WORK REQUIRED. Write out exactly the lines from the one containing "Type out the text in this image." through the last line of the records below, both included, and leave out any pictures.

Data records:

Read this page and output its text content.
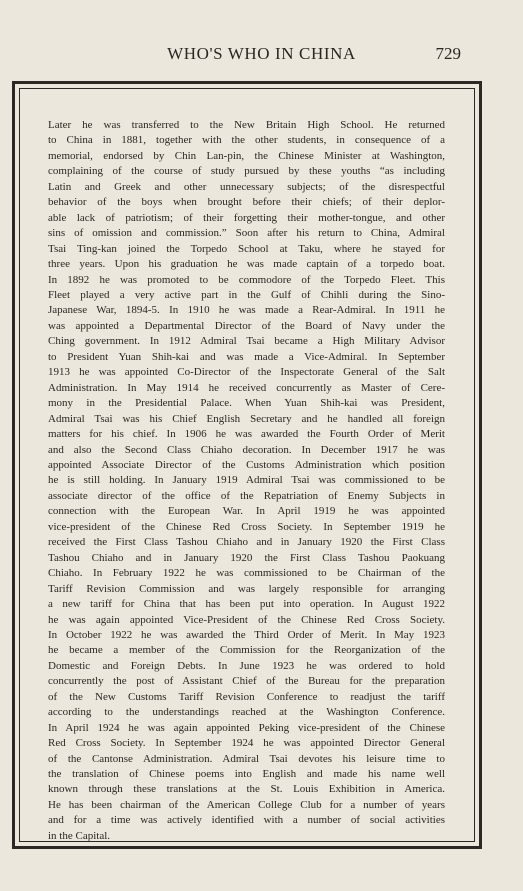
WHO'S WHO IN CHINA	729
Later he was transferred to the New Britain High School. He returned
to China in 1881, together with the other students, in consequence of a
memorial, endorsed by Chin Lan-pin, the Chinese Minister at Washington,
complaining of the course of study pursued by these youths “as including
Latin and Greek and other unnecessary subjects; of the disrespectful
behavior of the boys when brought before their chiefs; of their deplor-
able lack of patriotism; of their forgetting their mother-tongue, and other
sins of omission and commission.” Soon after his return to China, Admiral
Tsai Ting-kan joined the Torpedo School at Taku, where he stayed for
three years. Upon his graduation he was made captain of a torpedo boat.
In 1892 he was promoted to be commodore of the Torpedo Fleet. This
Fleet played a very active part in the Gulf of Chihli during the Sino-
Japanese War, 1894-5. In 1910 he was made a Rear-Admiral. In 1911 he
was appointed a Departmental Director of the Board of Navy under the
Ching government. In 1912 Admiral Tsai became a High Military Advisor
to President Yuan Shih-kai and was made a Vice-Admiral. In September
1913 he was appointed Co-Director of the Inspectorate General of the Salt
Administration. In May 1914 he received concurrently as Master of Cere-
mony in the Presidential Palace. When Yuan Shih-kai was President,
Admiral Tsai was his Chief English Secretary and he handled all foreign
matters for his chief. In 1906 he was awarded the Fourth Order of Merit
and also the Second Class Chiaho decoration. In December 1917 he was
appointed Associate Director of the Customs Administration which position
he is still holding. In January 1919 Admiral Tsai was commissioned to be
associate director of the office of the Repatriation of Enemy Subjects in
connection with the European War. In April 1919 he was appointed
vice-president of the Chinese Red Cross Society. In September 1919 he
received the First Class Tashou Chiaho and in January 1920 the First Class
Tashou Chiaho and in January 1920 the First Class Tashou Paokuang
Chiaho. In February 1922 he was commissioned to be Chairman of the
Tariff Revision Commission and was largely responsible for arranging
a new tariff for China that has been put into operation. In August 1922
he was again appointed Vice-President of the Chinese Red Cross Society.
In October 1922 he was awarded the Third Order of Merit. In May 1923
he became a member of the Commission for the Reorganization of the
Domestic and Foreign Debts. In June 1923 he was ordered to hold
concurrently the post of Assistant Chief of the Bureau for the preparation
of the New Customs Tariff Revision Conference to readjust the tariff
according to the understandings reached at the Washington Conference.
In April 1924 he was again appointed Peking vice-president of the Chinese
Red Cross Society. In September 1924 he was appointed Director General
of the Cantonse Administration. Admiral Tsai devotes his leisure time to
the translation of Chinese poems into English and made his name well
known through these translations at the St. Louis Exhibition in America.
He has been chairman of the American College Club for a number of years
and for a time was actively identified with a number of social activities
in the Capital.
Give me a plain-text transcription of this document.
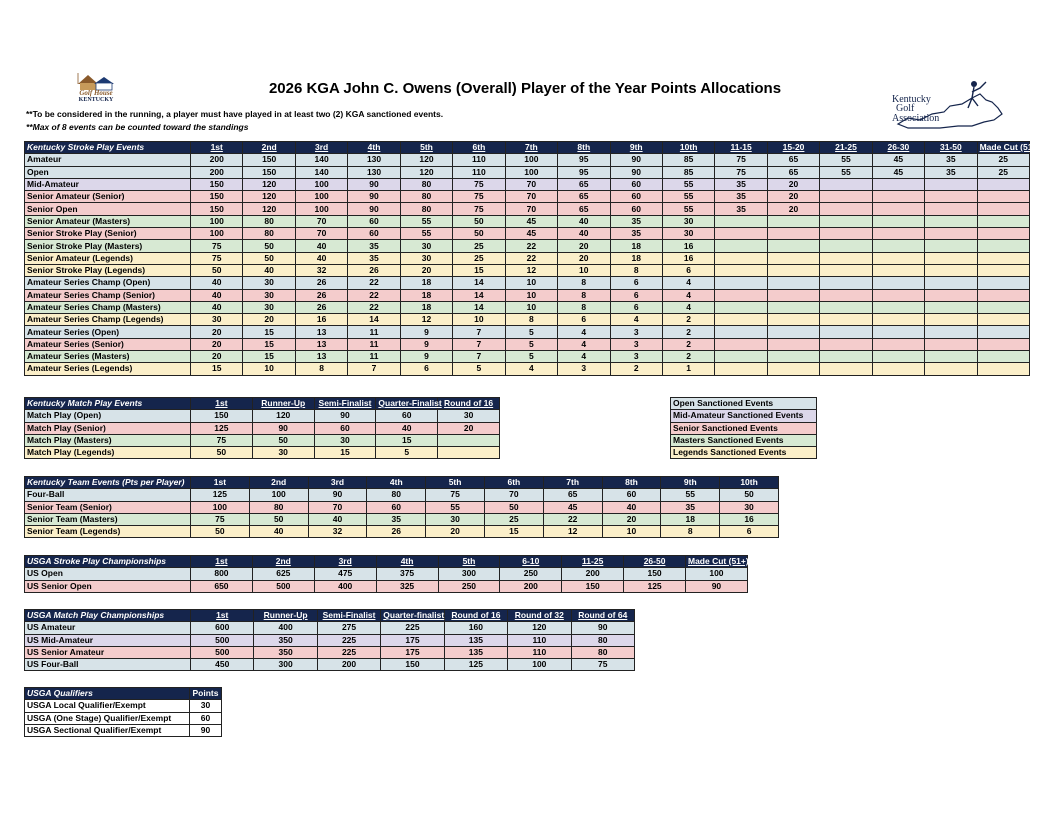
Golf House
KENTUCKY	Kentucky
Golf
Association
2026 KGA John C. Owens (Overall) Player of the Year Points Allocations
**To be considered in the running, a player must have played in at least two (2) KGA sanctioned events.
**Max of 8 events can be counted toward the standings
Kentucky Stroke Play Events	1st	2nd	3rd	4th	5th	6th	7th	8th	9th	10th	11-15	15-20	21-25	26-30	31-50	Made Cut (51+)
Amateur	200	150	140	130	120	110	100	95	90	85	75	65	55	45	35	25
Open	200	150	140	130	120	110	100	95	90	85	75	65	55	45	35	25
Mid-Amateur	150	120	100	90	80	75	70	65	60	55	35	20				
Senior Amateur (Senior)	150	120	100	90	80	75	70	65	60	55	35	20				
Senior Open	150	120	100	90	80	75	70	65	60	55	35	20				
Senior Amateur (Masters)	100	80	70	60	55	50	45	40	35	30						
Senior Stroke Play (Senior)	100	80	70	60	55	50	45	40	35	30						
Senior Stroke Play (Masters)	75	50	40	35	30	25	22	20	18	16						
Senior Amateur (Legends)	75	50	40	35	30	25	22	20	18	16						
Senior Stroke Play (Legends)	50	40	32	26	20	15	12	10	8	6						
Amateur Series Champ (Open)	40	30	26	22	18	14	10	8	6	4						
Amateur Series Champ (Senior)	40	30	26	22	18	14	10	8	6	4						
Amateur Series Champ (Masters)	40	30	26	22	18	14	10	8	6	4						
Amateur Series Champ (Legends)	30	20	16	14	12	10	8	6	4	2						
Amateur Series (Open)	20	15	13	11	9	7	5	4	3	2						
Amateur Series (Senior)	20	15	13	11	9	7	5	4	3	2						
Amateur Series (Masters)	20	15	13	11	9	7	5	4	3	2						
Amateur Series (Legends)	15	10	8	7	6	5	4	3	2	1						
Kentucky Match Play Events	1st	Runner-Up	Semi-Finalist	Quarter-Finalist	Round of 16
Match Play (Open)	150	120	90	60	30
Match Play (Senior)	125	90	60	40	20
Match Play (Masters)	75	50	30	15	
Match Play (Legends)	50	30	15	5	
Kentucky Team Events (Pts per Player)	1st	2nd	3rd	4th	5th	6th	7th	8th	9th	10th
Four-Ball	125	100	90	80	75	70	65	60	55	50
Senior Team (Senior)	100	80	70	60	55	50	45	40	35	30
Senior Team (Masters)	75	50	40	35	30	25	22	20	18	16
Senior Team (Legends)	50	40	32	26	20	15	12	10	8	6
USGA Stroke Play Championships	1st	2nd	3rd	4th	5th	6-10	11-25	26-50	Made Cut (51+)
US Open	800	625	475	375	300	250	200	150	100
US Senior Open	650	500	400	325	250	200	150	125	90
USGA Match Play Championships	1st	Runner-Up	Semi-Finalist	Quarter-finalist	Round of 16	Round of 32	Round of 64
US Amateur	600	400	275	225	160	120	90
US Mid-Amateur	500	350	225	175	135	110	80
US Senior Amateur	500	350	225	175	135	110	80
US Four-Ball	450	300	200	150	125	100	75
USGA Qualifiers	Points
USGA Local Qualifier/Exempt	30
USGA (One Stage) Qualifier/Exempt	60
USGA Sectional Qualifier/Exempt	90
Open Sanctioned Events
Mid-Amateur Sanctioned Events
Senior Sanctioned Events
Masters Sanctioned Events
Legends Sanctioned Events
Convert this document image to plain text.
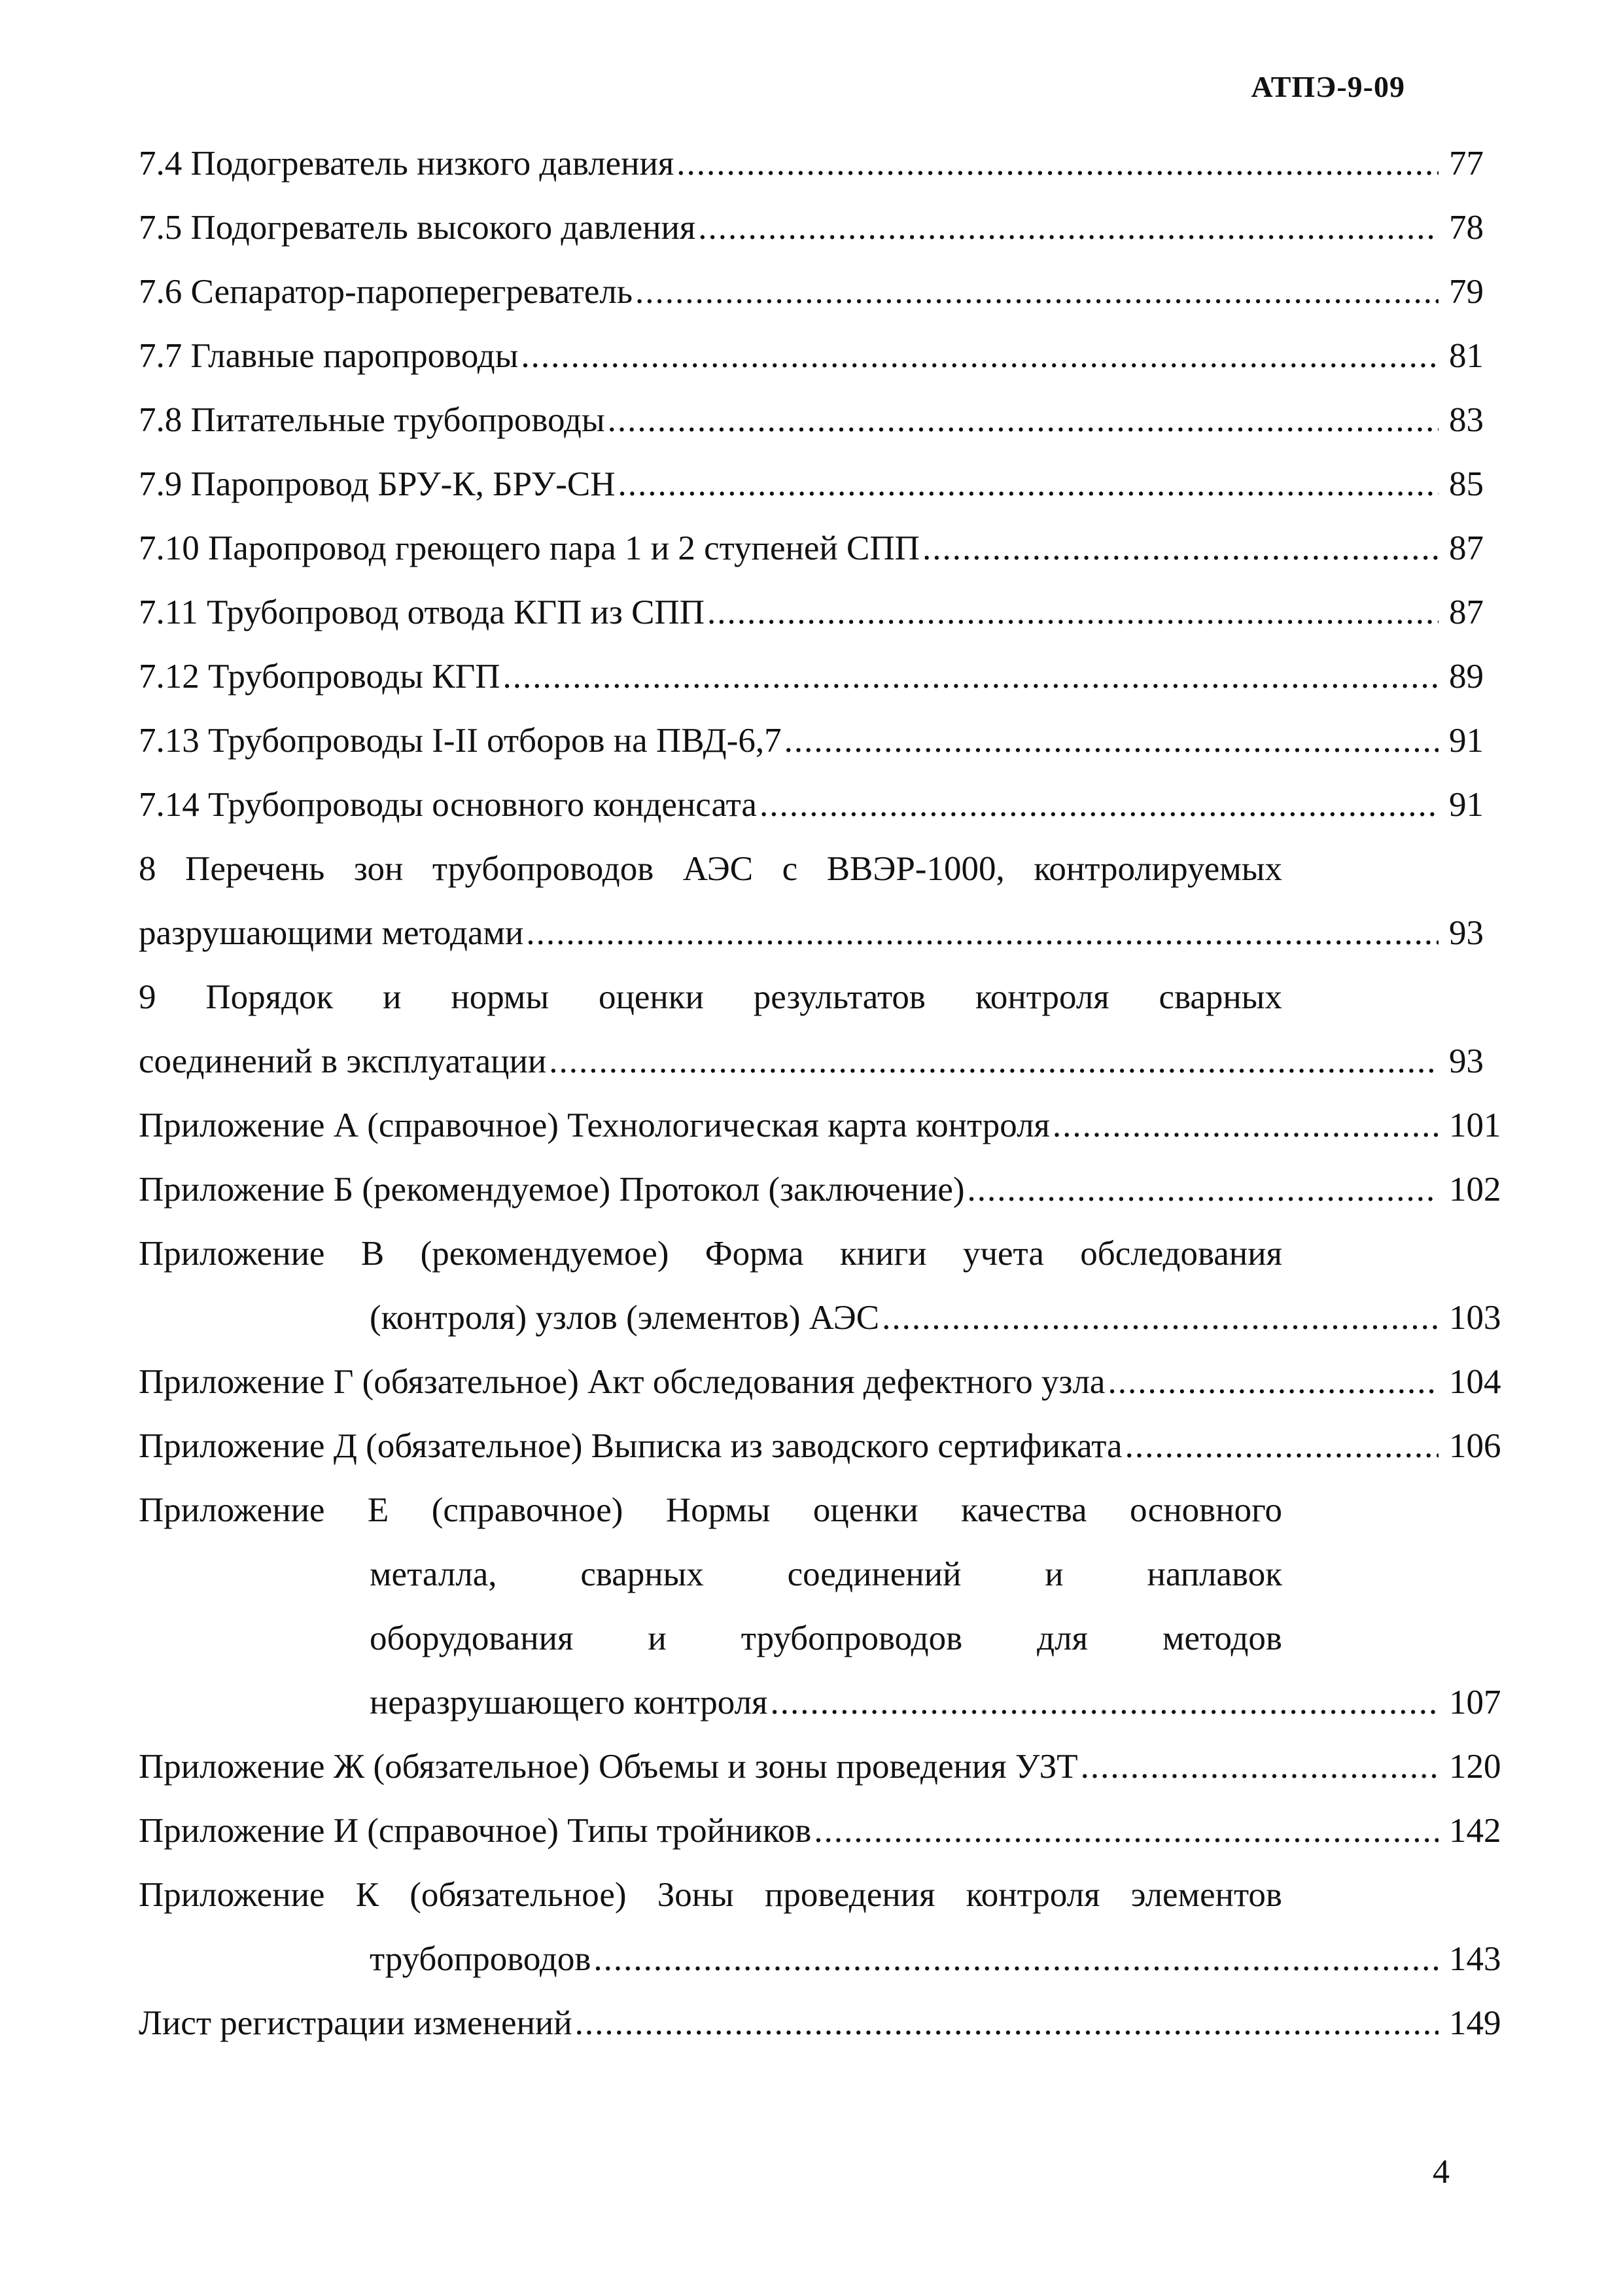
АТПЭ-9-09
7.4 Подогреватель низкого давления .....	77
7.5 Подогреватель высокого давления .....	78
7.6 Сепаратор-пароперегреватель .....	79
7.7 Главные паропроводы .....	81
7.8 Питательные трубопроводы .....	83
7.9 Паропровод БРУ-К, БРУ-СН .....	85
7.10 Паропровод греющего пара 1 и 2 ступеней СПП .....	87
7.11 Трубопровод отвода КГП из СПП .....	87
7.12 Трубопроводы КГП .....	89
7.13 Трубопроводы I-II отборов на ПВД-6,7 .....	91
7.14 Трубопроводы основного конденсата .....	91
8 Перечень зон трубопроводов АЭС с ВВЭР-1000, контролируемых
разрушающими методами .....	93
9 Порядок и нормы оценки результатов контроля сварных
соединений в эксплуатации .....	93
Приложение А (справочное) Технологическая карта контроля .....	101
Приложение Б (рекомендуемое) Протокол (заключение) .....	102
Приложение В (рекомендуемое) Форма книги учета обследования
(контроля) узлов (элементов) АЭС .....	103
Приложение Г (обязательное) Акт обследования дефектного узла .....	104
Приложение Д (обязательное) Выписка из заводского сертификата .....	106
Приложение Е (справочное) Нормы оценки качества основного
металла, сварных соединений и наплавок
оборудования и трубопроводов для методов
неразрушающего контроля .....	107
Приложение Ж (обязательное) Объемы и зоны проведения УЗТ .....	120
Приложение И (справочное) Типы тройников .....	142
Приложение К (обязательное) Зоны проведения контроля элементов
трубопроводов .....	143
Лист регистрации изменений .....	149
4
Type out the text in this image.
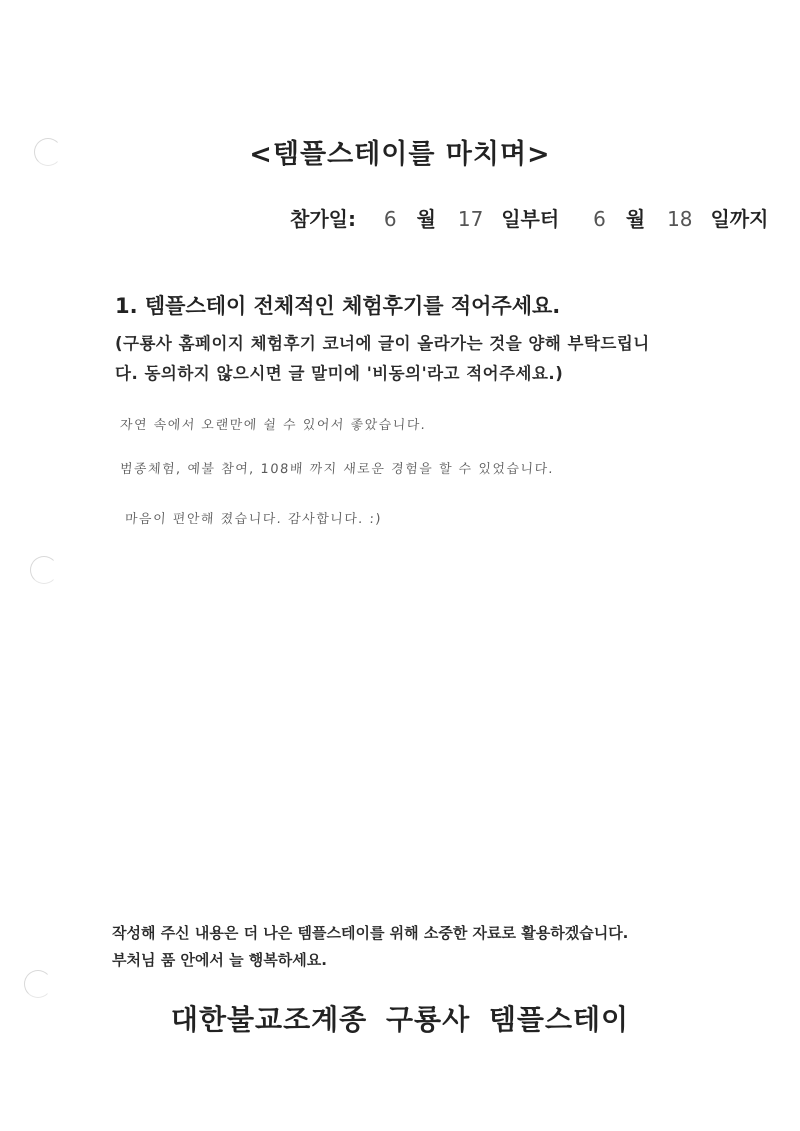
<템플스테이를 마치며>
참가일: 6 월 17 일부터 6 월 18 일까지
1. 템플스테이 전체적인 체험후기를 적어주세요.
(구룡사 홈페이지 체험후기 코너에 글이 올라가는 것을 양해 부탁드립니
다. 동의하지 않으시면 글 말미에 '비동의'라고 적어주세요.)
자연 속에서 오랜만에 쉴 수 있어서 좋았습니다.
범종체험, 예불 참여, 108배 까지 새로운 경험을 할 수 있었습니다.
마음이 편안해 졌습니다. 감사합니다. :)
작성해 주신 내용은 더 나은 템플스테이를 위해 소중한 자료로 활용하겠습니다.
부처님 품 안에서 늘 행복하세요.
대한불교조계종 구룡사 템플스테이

TASK ANSWER.
Type out the text in this image.
<템플스테이를 마치며>
참가일: 6 월 17 일부터 6 월 18 일까지
1. 템플스테이 전체적인 체험후기를 적어주세요.
(구룡사 홈페이지 체험후기 코너에 글이 올라가는 것을 양해 부탁드립니
다. 동의하지 않으시면 글 말미에 '비동의'라고 적어주세요.)
자연 속에서 오랜만에 쉴 수 있어서 좋았습니다.
범종체험, 예불 참여, 108배 까지 새로운 경험을 할 수 있었습니다.
마음이 편안해 졌습니다. 감사합니다. :)
작성해 주신 내용은 더 나은 템플스테이를 위해 소중한 자료로 활용하겠습니다.
부처님 품 안에서 늘 행복하세요.
대한불교조계종 구룡사 템플스테이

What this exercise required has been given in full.